◆ **TASK OBJECTIVE**:
Set down each entry exactly as given; pictures should not appear in the copy.
◇ ◇ ◇ ◇ ◇ ◇ ◇
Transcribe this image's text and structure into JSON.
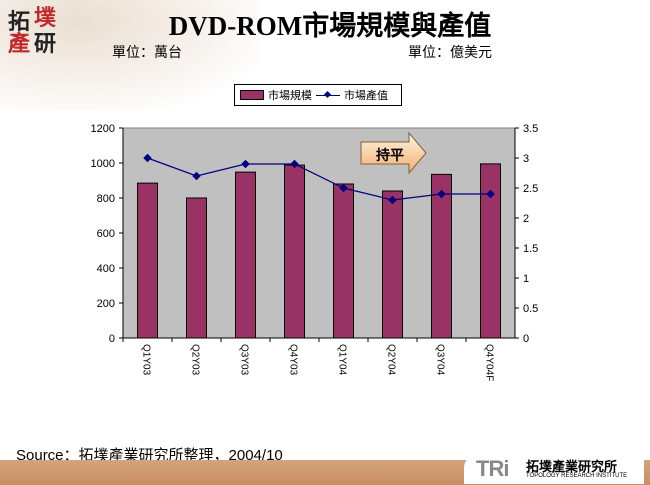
{
  "header": {
    "title": "DVD-ROM市場規模與產值",
    "unit_left": "單位：萬台",
    "unit_right": "單位：億美元",
    "logo_text": "拓墣產研"
  },
  "footer": {
    "source": "Source：拓墣產業研究所整理，2004/10",
    "logo_abbr": "TRi",
    "logo_cn": "拓墣產業研究所",
    "logo_en": "TOPOLOGY RESEARCH INSTITUTE"
  },
  "chart_data": {
    "type": "bar+line",
    "categories": [
      "Q1Y03",
      "Q2Y03",
      "Q3Y03",
      "Q4Y03",
      "Q1Y04",
      "Q2Y04",
      "Q3Y04",
      "Q4Y04F"
    ],
    "series": [
      {
        "name": "市場規模",
        "type": "bar",
        "axis": "left",
        "color": "#993366",
        "values": [
          885,
          800,
          948,
          988,
          880,
          840,
          935,
          995
        ]
      },
      {
        "name": "市場產值",
        "type": "line",
        "axis": "right",
        "color": "#000080",
        "values": [
          3.0,
          2.7,
          2.9,
          2.9,
          2.5,
          2.3,
          2.4,
          2.4
        ]
      }
    ],
    "y_left": {
      "ylim": [
        0,
        1200
      ],
      "ticks": [
        "0",
        "200",
        "400",
        "600",
        "800",
        "1000",
        "1200"
      ]
    },
    "y_right": {
      "ylim": [
        0,
        3.5
      ],
      "ticks": [
        "0",
        "0.5",
        "1",
        "1.5",
        "2",
        "2.5",
        "3",
        "3.5"
      ]
    },
    "legend": "top",
    "annotation": "持平",
    "plot_background": "#C0C0C0"
  }
}
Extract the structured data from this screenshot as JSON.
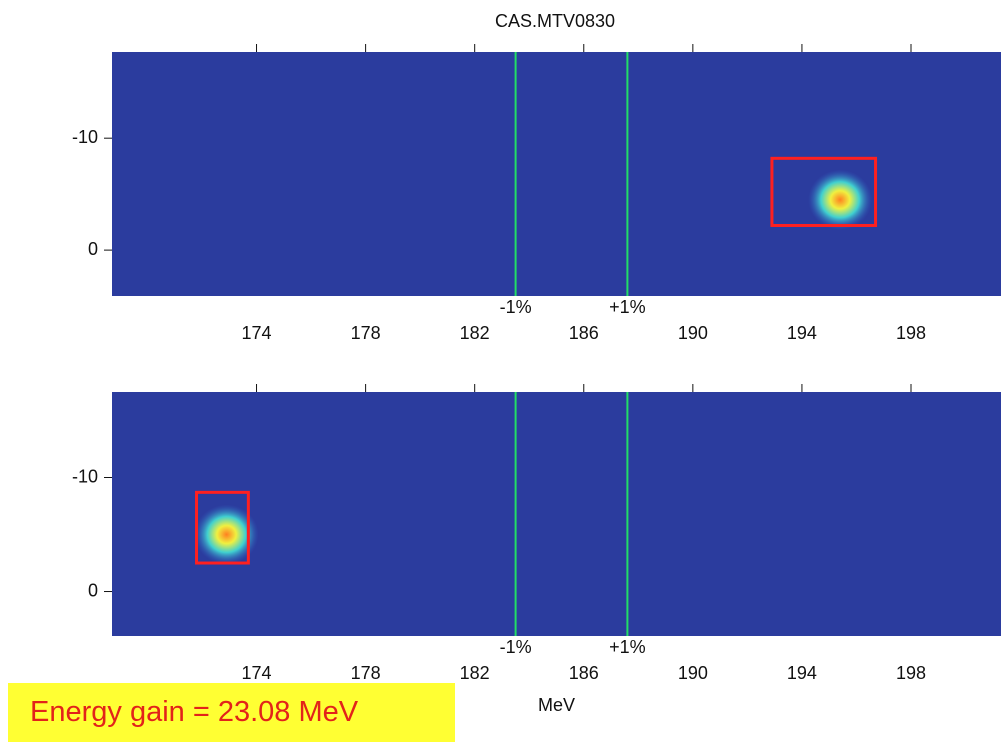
{
  "title": "CAS.MTV0830",
  "annotation": "Energy gain = 23.08 MeV",
  "chart_data": [
    {
      "type": "heatmap",
      "background": "#2b3c9e",
      "xlim": [
        168.7,
        201.3
      ],
      "ylim": [
        4.1,
        -17.7
      ],
      "xticks": [
        174,
        178,
        182,
        186,
        190,
        194,
        198
      ],
      "yticks": [
        -10,
        0
      ],
      "markers": [
        {
          "x": 183.5,
          "label": "-1%"
        },
        {
          "x": 187.6,
          "label": "+1%"
        }
      ],
      "marker_color": "#22dd66",
      "box": {
        "x": [
          192.9,
          196.7
        ],
        "y": [
          -8.2,
          -2.2
        ]
      },
      "box_color": "#ff2020",
      "spot": {
        "x": 195.4,
        "y": -4.5
      }
    },
    {
      "type": "heatmap",
      "background": "#2b3c9e",
      "xlim": [
        168.7,
        201.3
      ],
      "ylim": [
        3.9,
        -17.5
      ],
      "xticks": [
        174,
        178,
        182,
        186,
        190,
        194,
        198
      ],
      "yticks": [
        -10,
        0
      ],
      "xlabel": "MeV",
      "markers": [
        {
          "x": 183.5,
          "label": "-1%"
        },
        {
          "x": 187.6,
          "label": "+1%"
        }
      ],
      "marker_color": "#22dd66",
      "box": {
        "x": [
          171.8,
          173.7
        ],
        "y": [
          -8.7,
          -2.5
        ]
      },
      "box_color": "#ff2020",
      "spot": {
        "x": 172.9,
        "y": -5.0
      }
    }
  ]
}
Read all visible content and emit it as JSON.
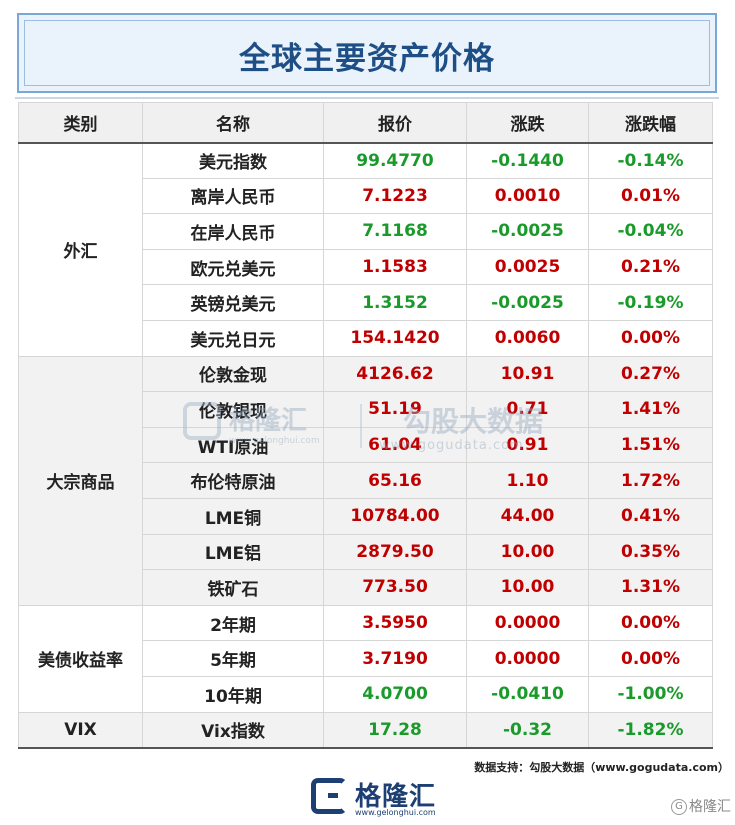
{
  "title": "全球主要资产价格",
  "headers": [
    "类别",
    "名称",
    "报价",
    "涨跌",
    "涨跌幅"
  ],
  "groups": [
    {
      "category": "外汇",
      "rows": [
        {
          "name": "美元指数",
          "price": "99.4770",
          "change": "-0.1440",
          "pct": "-0.14%",
          "dir": "down"
        },
        {
          "name": "离岸人民币",
          "price": "7.1223",
          "change": "0.0010",
          "pct": "0.01%",
          "dir": "up"
        },
        {
          "name": "在岸人民币",
          "price": "7.1168",
          "change": "-0.0025",
          "pct": "-0.04%",
          "dir": "down"
        },
        {
          "name": "欧元兑美元",
          "price": "1.1583",
          "change": "0.0025",
          "pct": "0.21%",
          "dir": "up"
        },
        {
          "name": "英镑兑美元",
          "price": "1.3152",
          "change": "-0.0025",
          "pct": "-0.19%",
          "dir": "down"
        },
        {
          "name": "美元兑日元",
          "price": "154.1420",
          "change": "0.0060",
          "pct": "0.00%",
          "dir": "up"
        }
      ]
    },
    {
      "category": "大宗商品",
      "rows": [
        {
          "name": "伦敦金现",
          "price": "4126.62",
          "change": "10.91",
          "pct": "0.27%",
          "dir": "up"
        },
        {
          "name": "伦敦银现",
          "price": "51.19",
          "change": "0.71",
          "pct": "1.41%",
          "dir": "up"
        },
        {
          "name": "WTI原油",
          "price": "61.04",
          "change": "0.91",
          "pct": "1.51%",
          "dir": "up"
        },
        {
          "name": "布伦特原油",
          "price": "65.16",
          "change": "1.10",
          "pct": "1.72%",
          "dir": "up"
        },
        {
          "name": "LME铜",
          "price": "10784.00",
          "change": "44.00",
          "pct": "0.41%",
          "dir": "up"
        },
        {
          "name": "LME铝",
          "price": "2879.50",
          "change": "10.00",
          "pct": "0.35%",
          "dir": "up"
        },
        {
          "name": "铁矿石",
          "price": "773.50",
          "change": "10.00",
          "pct": "1.31%",
          "dir": "up"
        }
      ]
    },
    {
      "category": "美债收益率",
      "rows": [
        {
          "name": "2年期",
          "price": "3.5950",
          "change": "0.0000",
          "pct": "0.00%",
          "dir": "up"
        },
        {
          "name": "5年期",
          "price": "3.7190",
          "change": "0.0000",
          "pct": "0.00%",
          "dir": "up"
        },
        {
          "name": "10年期",
          "price": "4.0700",
          "change": "-0.0410",
          "pct": "-1.00%",
          "dir": "down"
        }
      ]
    },
    {
      "category": "VIX",
      "rows": [
        {
          "name": "Vix指数",
          "price": "17.28",
          "change": "-0.32",
          "pct": "-1.82%",
          "dir": "down"
        }
      ]
    }
  ],
  "watermark": {
    "brand": "格隆汇",
    "brand_url": "www.gelonghui.com",
    "name": "勾股大数据",
    "url": "www.gogudata.com"
  },
  "source": "数据支持：勾股大数据（www.gogudata.com）",
  "footer": {
    "brand": "格隆汇",
    "url": "www.gelonghui.com"
  },
  "corner": "格隆汇",
  "colors": {
    "up": "#c00000",
    "down": "#1a9a2a",
    "title": "#1d4f86"
  }
}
◇ ◇ ◇ ◇ ◇ ◇ ◇
◆ **RESPONSE FOR THIS EXERCISE**:
Transcribe this image's text and structure into JSON.
{
  "header": {
    "title": "DVD-ROM市場規模與產值",
    "unit_left": "單位：萬台",
    "unit_right": "單位：億美元",
    "logo_text": "拓墣產研"
  },
  "footer": {
    "source": "Source：拓墣產業研究所整理，2004/10",
    "logo_abbr": "TRi",
    "logo_cn": "拓墣產業研究所",
    "logo_en": "TOPOLOGY RESEARCH INSTITUTE"
  },
  "chart_data": {
    "type": "bar+line",
    "categories": [
      "Q1Y03",
      "Q2Y03",
      "Q3Y03",
      "Q4Y03",
      "Q1Y04",
      "Q2Y04",
      "Q3Y04",
      "Q4Y04F"
    ],
    "series": [
      {
        "name": "市場規模",
        "type": "bar",
        "axis": "left",
        "color": "#993366",
        "values": [
          885,
          800,
          948,
          988,
          880,
          840,
          935,
          995
        ]
      },
      {
        "name": "市場產值",
        "type": "line",
        "axis": "right",
        "color": "#000080",
        "values": [
          3.0,
          2.7,
          2.9,
          2.9,
          2.5,
          2.3,
          2.4,
          2.4
        ]
      }
    ],
    "y_left": {
      "ylim": [
        0,
        1200
      ],
      "ticks": [
        "0",
        "200",
        "400",
        "600",
        "800",
        "1000",
        "1200"
      ]
    },
    "y_right": {
      "ylim": [
        0,
        3.5
      ],
      "ticks": [
        "0",
        "0.5",
        "1",
        "1.5",
        "2",
        "2.5",
        "3",
        "3.5"
      ]
    },
    "legend": "top",
    "annotation": "持平",
    "plot_background": "#C0C0C0"
  }
}
Extract the structured data from this screenshot as JSON.
{
  "title": "CAS.MTV0830",
  "annotation": "Energy gain = 23.08 MeV",
  "chart_data": [
    {
      "type": "heatmap",
      "background": "#2b3c9e",
      "xlim": [
        168.7,
        201.3
      ],
      "ylim": [
        4.1,
        -17.7
      ],
      "xticks": [
        174,
        178,
        182,
        186,
        190,
        194,
        198
      ],
      "yticks": [
        -10,
        0
      ],
      "markers": [
        {
          "x": 183.5,
          "label": "-1%"
        },
        {
          "x": 187.6,
          "label": "+1%"
        }
      ],
      "marker_color": "#22dd66",
      "box": {
        "x": [
          192.9,
          196.7
        ],
        "y": [
          -8.2,
          -2.2
        ]
      },
      "box_color": "#ff2020",
      "spot": {
        "x": 195.4,
        "y": -4.5
      }
    },
    {
      "type": "heatmap",
      "background": "#2b3c9e",
      "xlim": [
        168.7,
        201.3
      ],
      "ylim": [
        3.9,
        -17.5
      ],
      "xticks": [
        174,
        178,
        182,
        186,
        190,
        194,
        198
      ],
      "yticks": [
        -10,
        0
      ],
      "xlabel": "MeV",
      "markers": [
        {
          "x": 183.5,
          "label": "-1%"
        },
        {
          "x": 187.6,
          "label": "+1%"
        }
      ],
      "marker_color": "#22dd66",
      "box": {
        "x": [
          171.8,
          173.7
        ],
        "y": [
          -8.7,
          -2.5
        ]
      },
      "box_color": "#ff2020",
      "spot": {
        "x": 172.9,
        "y": -5.0
      }
    }
  ]
}
Read all visible content and emit it as JSON.
{
  "title": "全球主要资产价格",
  "headers": [
    "类别",
    "名称",
    "报价",
    "涨跌",
    "涨跌幅"
  ],
  "groups": [
    {
      "category": "外汇",
      "rows": [
        {
          "name": "美元指数",
          "price": "99.4770",
          "change": "-0.1440",
          "pct": "-0.14%",
          "dir": "down"
        },
        {
          "name": "离岸人民币",
          "price": "7.1223",
          "change": "0.0010",
          "pct": "0.01%",
          "dir": "up"
        },
        {
          "name": "在岸人民币",
          "price": "7.1168",
          "change": "-0.0025",
          "pct": "-0.04%",
          "dir": "down"
        },
        {
          "name": "欧元兑美元",
          "price": "1.1583",
          "change": "0.0025",
          "pct": "0.21%",
          "dir": "up"
        },
        {
          "name": "英镑兑美元",
          "price": "1.3152",
          "change": "-0.0025",
          "pct": "-0.19%",
          "dir": "down"
        },
        {
          "name": "美元兑日元",
          "price": "154.1420",
          "change": "0.0060",
          "pct": "0.00%",
          "dir": "up"
        }
      ]
    },
    {
      "category": "大宗商品",
      "rows": [
        {
          "name": "伦敦金现",
          "price": "4126.62",
          "change": "10.91",
          "pct": "0.27%",
          "dir": "up"
        },
        {
          "name": "伦敦银现",
          "price": "51.19",
          "change": "0.71",
          "pct": "1.41%",
          "dir": "up"
        },
        {
          "name": "WTI原油",
          "price": "61.04",
          "change": "0.91",
          "pct": "1.51%",
          "dir": "up"
        },
        {
          "name": "布伦特原油",
          "price": "65.16",
          "change": "1.10",
          "pct": "1.72%",
          "dir": "up"
        },
        {
          "name": "LME铜",
          "price": "10784.00",
          "change": "44.00",
          "pct": "0.41%",
          "dir": "up"
        },
        {
          "name": "LME铝",
          "price": "2879.50",
          "change": "10.00",
          "pct": "0.35%",
          "dir": "up"
        },
        {
          "name": "铁矿石",
          "price": "773.50",
          "change": "10.00",
          "pct": "1.31%",
          "dir": "up"
        }
      ]
    },
    {
      "category": "美债收益率",
      "rows": [
        {
          "name": "2年期",
          "price": "3.5950",
          "change": "0.0000",
          "pct": "0.00%",
          "dir": "up"
        },
        {
          "name": "5年期",
          "price": "3.7190",
          "change": "0.0000",
          "pct": "0.00%",
          "dir": "up"
        },
        {
          "name": "10年期",
          "price": "4.0700",
          "change": "-0.0410",
          "pct": "-1.00%",
          "dir": "down"
        }
      ]
    },
    {
      "category": "VIX",
      "rows": [
        {
          "name": "Vix指数",
          "price": "17.28",
          "change": "-0.32",
          "pct": "-1.82%",
          "dir": "down"
        }
      ]
    }
  ],
  "watermark": {
    "brand": "格隆汇",
    "brand_url": "www.gelonghui.com",
    "name": "勾股大数据",
    "url": "www.gogudata.com"
  },
  "source": "数据支持：勾股大数据（www.gogudata.com）",
  "footer": {
    "brand": "格隆汇",
    "url": "www.gelonghui.com"
  },
  "corner": "格隆汇",
  "colors": {
    "up": "#c00000",
    "down": "#1a9a2a",
    "title": "#1d4f86"
  }
}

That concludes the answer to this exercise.